● Text shown
-- Begin --
It also provides that, since 1958, the opposition may make an issue of Government accountability by tabling a motion of censure (article 49 of the Constitution). It is true that only one such motion of censure has been adopted since then. However, in practice, the procedure is used on a regular basis by the opposition to display its disagreement with Government policy. In this context, its interest is that it leads to the holding of a formal debate.
Since 1974, sixty M.P.s or sixty Senators can refer laws before their promulgation, to the Constitutional Council (article 61, paragraph 2 of the Constitution). This reform strengthened the place of the opposition in Parliament by allowing it to submit the ruling majority (and the Government it supports) to the respect of the fundamental law.
However, until quite recently, the ideas of ruling majority and opposition did not appear in the Constitution. The National Assembly had, indeed, attempted to change its Rules of Procedure so as to provide a legal basis to these two notions (motion of June 7, 2006) but the Constitutional Council opposed it (Decision n°2006-537 DC of June 22, 2006).
The element which was apparently missing was established by the Constitutional Act of July 23, 2008. Since then, the new article 51-1 which was inserted into the Constitution provides that “the Rules of Procedure of each House shall determine the rights of the parliamentary groups set up within it. They shall recognize that opposition groups in the House concerned, as well as minority groups, have specific rights”.
M.P.s and Senators thus made sure that the assemblies would provide specific rights to certain groups and not to others.
Thus, the National Assembly, upon the implementation of its new Rules of Procedure in June 2009, provided for better representation of all its political spectrum in the decision-making bodies of the Assembly. It also provided for the direct participation of opposition and minority groups in the activities of monitoring and assessment as well as the recognition, in their favour, of a certain number of prerogatives, including in the exercise of the legislative function.
-- End --
● Provided data
-- Begin --
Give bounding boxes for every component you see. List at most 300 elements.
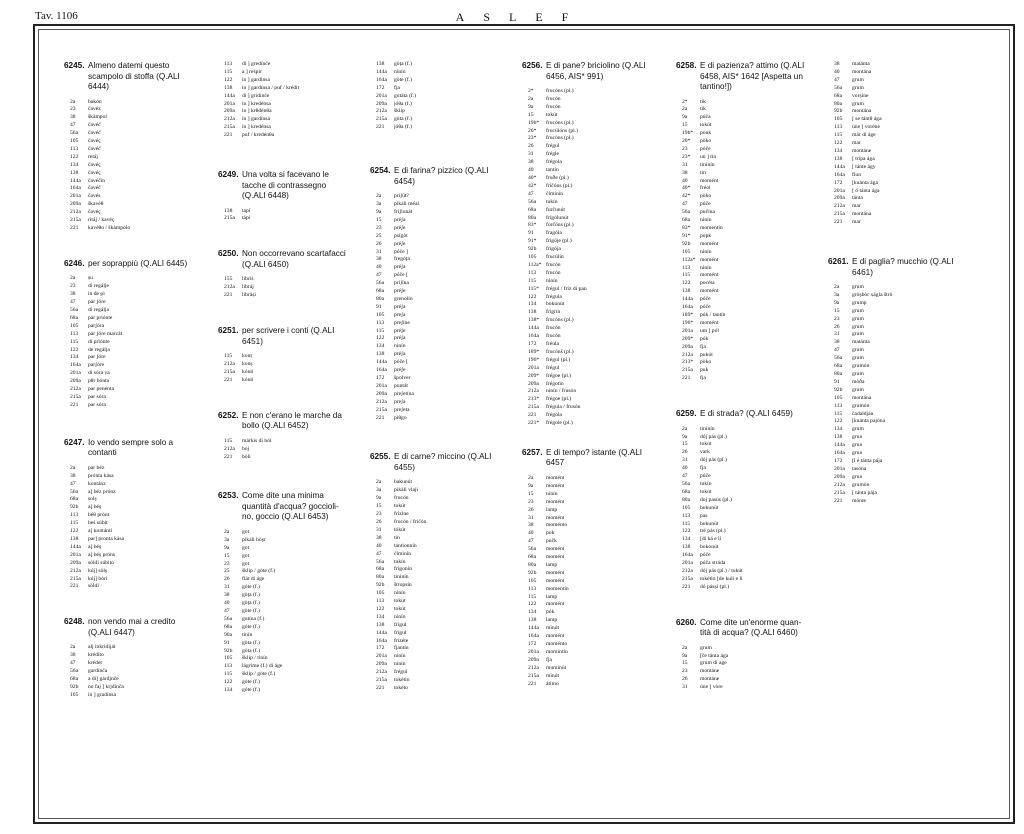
dialect-form: momént	[546, 601, 565, 608]
dialect-form: tasóna	[852, 465, 867, 472]
response-row	[370, 407, 502, 415]
response-row	[370, 399, 502, 407]
survey-point: 38	[834, 339, 840, 346]
survey-point: 40	[528, 530, 534, 537]
survey-point: 189*	[682, 311, 694, 318]
survey-point: 212a	[682, 567, 693, 574]
dialect-form: grum	[852, 371, 864, 377]
response-row	[64, 99, 196, 107]
response-row	[64, 106, 196, 114]
entry-number: 6248.	[64, 617, 85, 627]
survey-point: 115	[834, 132, 843, 139]
survey-point: 3a	[376, 201, 382, 208]
dialect-form: bokunút	[700, 520, 719, 527]
response-row	[370, 653, 502, 661]
survey-point: 91	[376, 303, 382, 310]
dialect-form: libriś	[242, 276, 254, 283]
dialect-form: préʃa	[394, 335, 406, 342]
response-row	[522, 278, 654, 286]
response-row	[64, 347, 196, 355]
response-row	[828, 188, 964, 196]
response-row	[676, 217, 808, 225]
survey-point: 19b*	[528, 119, 540, 126]
survey-point: 9a	[682, 652, 688, 659]
survey-point: 19b*	[682, 130, 694, 137]
response-row	[676, 359, 808, 367]
dialect-form: jóθa (f.)	[394, 124, 412, 131]
survey-point: 115	[224, 353, 233, 360]
survey-point: 23	[70, 106, 76, 113]
response-row	[370, 241, 502, 249]
dialect-form: vark	[700, 449, 710, 456]
response-row	[64, 170, 196, 178]
survey-point: 38	[528, 522, 534, 529]
survey-point: 26	[528, 506, 534, 513]
survey-point: 221	[528, 412, 537, 419]
dialect-form: frégul / friz di pan	[546, 285, 587, 292]
survey-point: 138	[682, 544, 691, 551]
survey-point: 209a	[528, 656, 539, 663]
survey-point: 221	[834, 219, 843, 226]
response-row	[370, 606, 502, 614]
entry	[370, 166, 502, 422]
entry	[218, 249, 350, 300]
dialect-form: ninín	[394, 613, 406, 620]
dialect-form: tininín	[700, 425, 715, 432]
column-3	[370, 61, 502, 703]
dialect-form: grum	[852, 355, 864, 362]
survey-point: 56a	[70, 130, 79, 137]
dialect-form: kavéθo / škàmpolo	[88, 225, 131, 231]
survey-point: 144a	[376, 68, 387, 75]
response-row	[828, 85, 964, 93]
response-row	[218, 600, 350, 608]
dialect-form: mónte	[852, 497, 866, 504]
dialect-form: retáj	[88, 153, 98, 160]
response-row	[522, 207, 654, 215]
response-row	[828, 490, 964, 498]
survey-point: 212a	[224, 445, 235, 452]
entry-question: E di pane? briciolino (Q.ALI 6456, AIS* 991)	[546, 61, 646, 81]
dialect-form: momént	[546, 633, 565, 640]
response-row	[64, 576, 196, 584]
dialect-form: puk	[700, 367, 709, 374]
entry-question: E di strada? (Q.ALI 6459)	[700, 409, 793, 419]
survey-point: 92b	[528, 246, 537, 253]
dialect-form: flun	[852, 171, 862, 178]
response-row	[828, 108, 964, 116]
response-row	[676, 536, 808, 544]
entry	[828, 61, 964, 227]
response-row	[522, 246, 654, 254]
response-row	[676, 434, 808, 442]
survey-point: 212a	[376, 669, 387, 676]
dialect-form: grumón	[852, 481, 870, 488]
response-row	[64, 209, 196, 217]
dialect-form: momént	[700, 240, 719, 247]
dialect-form: gardínča	[88, 668, 108, 675]
response-row	[522, 309, 654, 317]
dialect-form: frucóns (pl.)	[546, 119, 574, 126]
survey-point: 213*	[682, 359, 694, 366]
survey-point: 155	[224, 276, 233, 283]
entry-heading	[522, 448, 654, 469]
response-row	[218, 132, 350, 140]
survey-point: 201a	[70, 370, 81, 377]
response-row	[370, 527, 502, 535]
dialect-form: kúj] bòri	[88, 575, 108, 582]
response-row	[522, 143, 654, 151]
survey-point: 23*	[682, 153, 691, 160]
response-row	[522, 530, 654, 538]
dialect-form: tánta	[852, 195, 863, 202]
survey-point: 215a	[224, 215, 235, 222]
dialect-form: sòldi	[88, 583, 99, 590]
survey-point: 31	[528, 514, 534, 521]
dialect-form: montána	[852, 68, 872, 75]
dialect-form: parʃóre	[88, 362, 105, 369]
response-row	[828, 300, 964, 308]
dialect-form: pikáli bòșr	[242, 536, 266, 543]
survey-point: 221	[70, 583, 79, 590]
survey-point: 56a	[70, 307, 79, 314]
response-row	[64, 481, 196, 489]
response-row	[676, 225, 808, 233]
dialect-form: momént	[700, 177, 719, 184]
entry	[218, 491, 350, 695]
response-row	[370, 61, 502, 69]
response-row	[676, 272, 808, 280]
response-row	[828, 148, 964, 156]
entry-question: E di pazienza? attimo (Q.ALI 6458, AIS* 1642 [Aspetta un tantino!])	[700, 61, 805, 91]
response-row	[828, 474, 964, 482]
dialect-form: pòko	[700, 193, 712, 200]
survey-point: 105	[70, 322, 79, 329]
response-row	[218, 624, 350, 632]
entry	[218, 61, 350, 140]
dialect-form: frígul	[394, 621, 407, 628]
dialect-form: a] béș	[88, 543, 102, 550]
response-row	[218, 69, 350, 77]
dialect-form: mar	[852, 219, 861, 226]
survey-point: 23	[376, 511, 382, 518]
survey-point: 47	[70, 660, 76, 667]
response-row	[828, 284, 964, 292]
entry-question: per scrivere i conti (Q.ALI 6451)	[242, 326, 335, 346]
response-row	[370, 543, 502, 551]
dialect-form: már di áge	[852, 132, 876, 139]
entry-number: 6261.	[828, 257, 849, 267]
survey-point: 91*	[528, 238, 537, 245]
survey-point: 20*	[528, 127, 537, 134]
dialect-form: momént	[700, 256, 719, 263]
survey-point: 80a	[376, 295, 385, 302]
survey-point: 15	[376, 216, 382, 223]
response-row	[676, 584, 808, 592]
dialect-form: momént	[700, 319, 719, 326]
response-row	[676, 154, 808, 162]
response-row	[522, 341, 654, 349]
survey-point: 56a	[70, 668, 79, 675]
survey-point: 144a	[224, 92, 235, 99]
response-row	[522, 199, 654, 207]
dialect-form: préʃa	[394, 351, 406, 358]
response-row	[218, 276, 350, 284]
survey-point: 92b	[682, 240, 691, 247]
survey-point: 2a	[528, 474, 534, 481]
response-row	[64, 676, 196, 684]
survey-point: 2a	[70, 98, 76, 105]
survey-point: 80a	[834, 100, 843, 107]
response-row	[828, 195, 964, 203]
response-row	[370, 312, 502, 320]
dialect-form: grum	[852, 76, 864, 83]
survey-point: 56a	[376, 280, 385, 287]
survey-point: 15	[682, 660, 688, 667]
survey-point: 221	[834, 497, 843, 504]
survey-point: 38	[682, 169, 688, 176]
dialect-form: frucónš (pl.)	[546, 348, 574, 355]
dialect-form: grun	[852, 434, 863, 441]
survey-point: 134	[834, 426, 843, 433]
response-row	[370, 574, 502, 582]
survey-point: 38	[70, 291, 76, 298]
dialect-form: pučk	[546, 538, 557, 545]
response-row	[676, 367, 808, 375]
response-row	[828, 77, 964, 85]
survey-point: 212a	[70, 209, 81, 216]
response-row	[676, 185, 808, 193]
survey-point: 164a	[528, 633, 539, 640]
entry-number: 6258.	[676, 61, 697, 70]
response-row	[828, 211, 964, 219]
dialect-form: frizíne	[394, 511, 409, 518]
dialect-form: prónta kása	[88, 472, 114, 479]
survey-point: 113	[682, 512, 691, 519]
survey-point: 2a	[376, 193, 382, 200]
survey-point: 3a	[224, 536, 230, 543]
survey-point: 115	[70, 338, 79, 345]
survey-point: 144a	[528, 325, 539, 332]
survey-point: 209a	[70, 201, 81, 208]
entry-question: E di farina? pizzico (Q.ALI 6454)	[394, 166, 489, 186]
dialect-form: frucóns (pl.)	[546, 317, 574, 324]
dialect-form: šklip / gòte (f.)	[242, 671, 276, 678]
survey-point: 112a*	[682, 256, 696, 263]
response-row	[370, 124, 502, 132]
dialect-form: ritáj / kavéç	[88, 217, 115, 224]
survey-point: 209a	[528, 380, 539, 387]
response-row	[64, 331, 196, 339]
dialect-form: in ] gardínsa	[242, 76, 270, 83]
survey-point: 221	[70, 401, 79, 408]
entry	[218, 411, 350, 462]
dialect-form: par ʃóre marcât	[88, 330, 123, 337]
response-row	[522, 522, 654, 530]
survey-point: 215a	[70, 575, 81, 582]
survey-point: 38	[376, 256, 382, 263]
dialect-form: frégul	[394, 669, 408, 676]
survey-point: 115	[528, 277, 537, 284]
dialect-form: pikáli méal	[394, 201, 420, 208]
survey-point: 40	[834, 68, 840, 75]
response-row	[64, 178, 196, 186]
response-row	[522, 625, 654, 633]
survey-point: 115	[70, 520, 79, 527]
response-row	[370, 108, 502, 116]
response-row	[522, 215, 654, 223]
survey-point: 2a	[682, 425, 688, 432]
dialect-form: momént	[700, 288, 719, 295]
dialect-form: tré pás (pl.)	[700, 528, 726, 535]
response-row	[370, 614, 502, 622]
dialect-form: góte (f.)	[242, 584, 261, 591]
survey-point: 215a	[376, 116, 387, 123]
dialect-form: [ tánte ágy	[852, 163, 876, 170]
survey-point: 47	[682, 201, 688, 208]
dialect-form: momentín	[700, 225, 723, 231]
survey-point: 9a	[376, 208, 382, 215]
survey-point: 115	[376, 327, 385, 334]
response-row	[828, 180, 964, 188]
entry-heading	[218, 411, 350, 432]
survey-point: 113	[528, 269, 537, 276]
survey-point: 68a	[70, 675, 79, 682]
response-row	[218, 93, 350, 101]
dialect-form: frucón / fričón	[394, 518, 427, 525]
survey-point: 209a	[834, 473, 845, 480]
response-row	[218, 124, 350, 132]
survey-point: 212a	[70, 567, 81, 574]
survey-point: 122	[224, 76, 233, 83]
dialect-form: átimo	[546, 680, 559, 687]
response-row	[218, 671, 350, 679]
response-row	[64, 275, 196, 283]
survey-point: 134	[224, 687, 233, 694]
survey-point: 2a	[70, 275, 76, 282]
dialect-form: puntát	[394, 382, 408, 389]
dialect-form: préʃe	[394, 240, 406, 247]
survey-point: 9a	[682, 114, 688, 121]
response-row	[64, 668, 196, 676]
response-row	[522, 475, 654, 483]
dialect-form: frucón	[546, 261, 561, 268]
survey-point: 2*	[528, 88, 534, 94]
response-row	[676, 304, 808, 312]
response-row	[828, 164, 964, 172]
dialect-form: fja	[546, 656, 552, 663]
dialect-form: fja	[700, 465, 706, 472]
survey-point: 105	[682, 504, 691, 511]
response-row	[828, 93, 964, 101]
dialect-form: momentín	[546, 585, 569, 592]
response-row	[828, 458, 964, 466]
dialect-form: frigrín	[546, 309, 561, 316]
survey-point: 221	[224, 376, 233, 383]
dialect-form: moménto	[546, 522, 568, 529]
survey-point: 122	[682, 280, 691, 287]
dialect-form: in đe pi	[88, 291, 105, 298]
column-4	[522, 61, 654, 698]
dialect-form: frégole (pl.)	[546, 420, 573, 427]
survey-point: 134	[376, 613, 385, 620]
survey-point: 212a	[224, 361, 235, 367]
dialect-form: [ ó tánta ága	[852, 187, 880, 194]
survey-point: 91	[834, 378, 840, 385]
dialect-form: préʃe	[394, 288, 406, 295]
survey-point: 26	[682, 676, 688, 683]
dialect-form: fregóța	[394, 256, 410, 263]
response-row	[522, 499, 654, 507]
response-row	[828, 466, 964, 474]
dialect-form: par ʃóre	[88, 299, 106, 306]
dialect-form: got	[242, 544, 250, 551]
survey-point: 26	[834, 323, 840, 330]
survey-point: 122	[376, 335, 385, 342]
survey-point: 2a	[528, 95, 534, 102]
response-row	[828, 371, 964, 379]
dialect-form: de regálja	[88, 346, 110, 353]
response-row	[522, 420, 654, 428]
response-row	[218, 377, 350, 385]
response-row	[828, 316, 964, 324]
response-row	[218, 648, 350, 656]
response-row	[676, 375, 808, 383]
response-row	[218, 77, 350, 85]
survey-point: 144a	[376, 629, 387, 636]
response-row	[676, 296, 808, 304]
dialect-form: ṣu	[88, 275, 93, 282]
entry-heading	[218, 170, 350, 202]
response-row	[370, 630, 502, 638]
dialect-form: momintín	[546, 648, 568, 655]
survey-point: 221	[376, 414, 385, 421]
survey-point: 38	[70, 472, 76, 479]
survey-point: 138	[528, 617, 537, 624]
response-row	[370, 193, 502, 201]
dialect-form: bokonút	[700, 544, 719, 551]
dialect-form: tokút	[394, 598, 406, 605]
dialect-form: grum	[852, 426, 864, 433]
response-row	[676, 312, 808, 320]
survey-point: 9a	[834, 299, 840, 306]
survey-point: 80a	[528, 214, 537, 221]
dialect-form: tin	[394, 534, 400, 541]
dialect-form: in ] gardínsa	[242, 116, 270, 123]
survey-point: 122	[834, 418, 843, 425]
dialect-form: frégula / frusón	[546, 404, 581, 411]
entry-question: Io vendo sempre solo a contanti	[88, 437, 174, 458]
survey-point: 209a	[224, 108, 235, 115]
survey-point: 144a	[834, 163, 845, 170]
survey-point: 80a	[834, 371, 843, 377]
survey-point: 212a	[224, 116, 235, 123]
survey-point: 105	[528, 577, 537, 584]
survey-point: 201a	[834, 187, 845, 194]
dialect-form: frucón	[546, 103, 561, 110]
dialect-form: bakón	[88, 98, 102, 105]
response-row	[218, 608, 350, 616]
dialect-form: tapí	[242, 207, 251, 214]
dialect-form: tokút	[700, 488, 712, 495]
response-row	[522, 151, 654, 159]
column-5	[676, 61, 808, 702]
dialect-form: čiminín	[394, 550, 412, 557]
response-row	[218, 529, 350, 537]
dialect-form: grum	[852, 323, 864, 330]
dialect-form: márkis di ból	[242, 437, 272, 444]
dialect-form: krédet	[88, 660, 102, 667]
-- End --
In the text on parliamentary opposition rights above, rewrite the paragraph beginning "Thus, the National Assembly" as a short bulleted list that keeps its main facts.

When the National Assembly put its new Rules of Procedure into effect in June 2009, it provided for:
- better representation of its whole political spectrum in the Assembly's decision-making bodies
- direct participation of opposition and minority groups in monitoring and assessment activities
- a number of prerogatives recognized in favor of these groups, including in the exercise of the legislative function